> [Work to do]: Every record should be repeated exactly, except that pictures are left out.

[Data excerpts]
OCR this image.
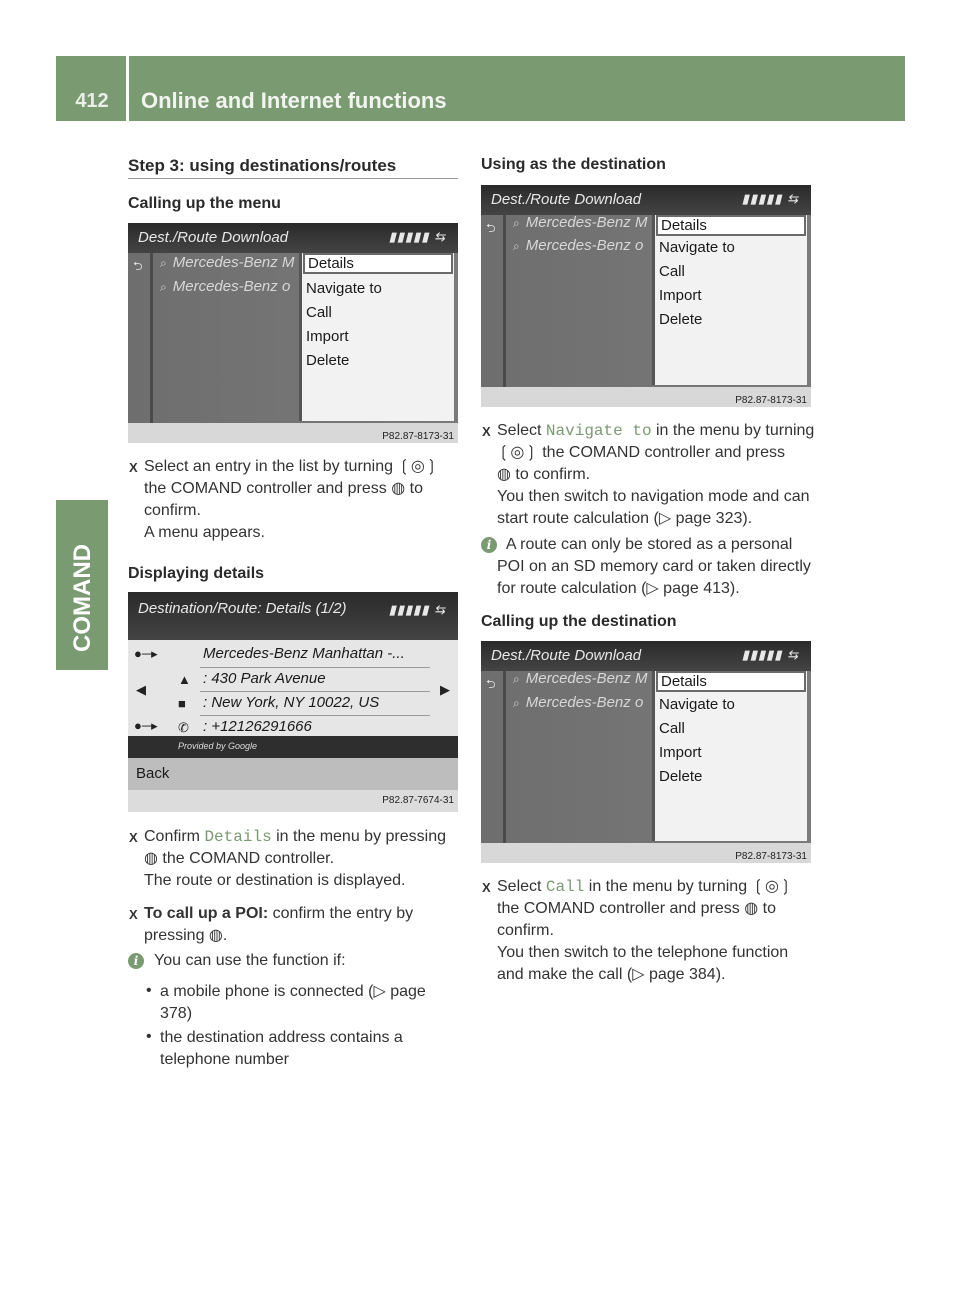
412	Online and Internet functions
COMAND
Step 3: using destinations/routes
Calling up the menu
Dest./Route Download	▮▮▮▮▮ ⇆
⮌ ⌕ Mercedes-Benz M
⌕ Mercedes-Benz o
Details
Navigate to
Call
Import
Delete
P82.87-8173-31
X Select an entry in the list by turning ❲◎❳
the COMAND controller and press ◍ to confirm.
A menu appears.
Displaying details
Destination/Route: Details (1/2)	▮▮▮▮▮ ⇆
●─▸
◀	▶
●─▸
Mercedes-Benz Manhattan -...
▲ : 430 Park Avenue
■ : New York, NY 10022, US
✆ : +12126291666
Provided by Google
Back
P82.87-7674-31
X Confirm Details in the menu by pressing
◍ the COMAND controller.
The route or destination is displayed.
X To call up a POI: confirm the entry by pressing ◍.
i You can use the function if:
• a mobile phone is connected (▷ page 378)
• the destination address contains a telephone number
Using as the destination
Dest./Route Download	▮▮▮▮▮ ⇆
⮌ ⌕ Mercedes-Benz M
⌕ Mercedes-Benz o
Details
Navigate to
Call
Import
Delete
P82.87-8173-31
X Select Navigate to in the menu by turning
❲◎❳ the COMAND controller and press
◍ to confirm.
You then switch to navigation mode and can start route calculation (▷ page 323).
i A route can only be stored as a personal POI on an SD memory card or taken directly for route calculation (▷ page 413).
Calling up the destination
Dest./Route Download	▮▮▮▮▮ ⇆
⮌ ⌕ Mercedes-Benz M
⌕ Mercedes-Benz o
Details
Navigate to
Call
Import
Delete
P82.87-8173-31
X Select Call in the menu by turning ❲◎❳
the COMAND controller and press ◍ to confirm.
You then switch to the telephone function and make the call (▷ page 384).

> [Answer to the exercise]:
OCR this image.
412	Online and Internet functions
COMAND
Step 3: using destinations/routes
Calling up the menu
Dest./Route Download	▮▮▮▮▮ ⇆
⮌ ⌕ Mercedes-Benz M
⌕ Mercedes-Benz o
Details
Navigate to
Call
Import
Delete
P82.87-8173-31
X Select an entry in the list by turning ❲◎❳
the COMAND controller and press ◍ to confirm.
A menu appears.
Displaying details
Destination/Route: Details (1/2)	▮▮▮▮▮ ⇆
●─▸
◀	▶
●─▸
Mercedes-Benz Manhattan -...
▲ : 430 Park Avenue
■ : New York, NY 10022, US
✆ : +12126291666
Provided by Google
Back
P82.87-7674-31
X Confirm Details in the menu by pressing
◍ the COMAND controller.
The route or destination is displayed.
X To call up a POI: confirm the entry by pressing ◍.
i You can use the function if:
• a mobile phone is connected (▷ page 378)
• the destination address contains a telephone number
Using as the destination
Dest./Route Download	▮▮▮▮▮ ⇆
⮌ ⌕ Mercedes-Benz M
⌕ Mercedes-Benz o
Details
Navigate to
Call
Import
Delete
P82.87-8173-31
X Select Navigate to in the menu by turning
❲◎❳ the COMAND controller and press
◍ to confirm.
You then switch to navigation mode and can start route calculation (▷ page 323).
i A route can only be stored as a personal POI on an SD memory card or taken directly for route calculation (▷ page 413).
Calling up the destination
Dest./Route Download	▮▮▮▮▮ ⇆
⮌ ⌕ Mercedes-Benz M
⌕ Mercedes-Benz o
Details
Navigate to
Call
Import
Delete
P82.87-8173-31
X Select Call in the menu by turning ❲◎❳
the COMAND controller and press ◍ to confirm.
You then switch to the telephone function and make the call (▷ page 384).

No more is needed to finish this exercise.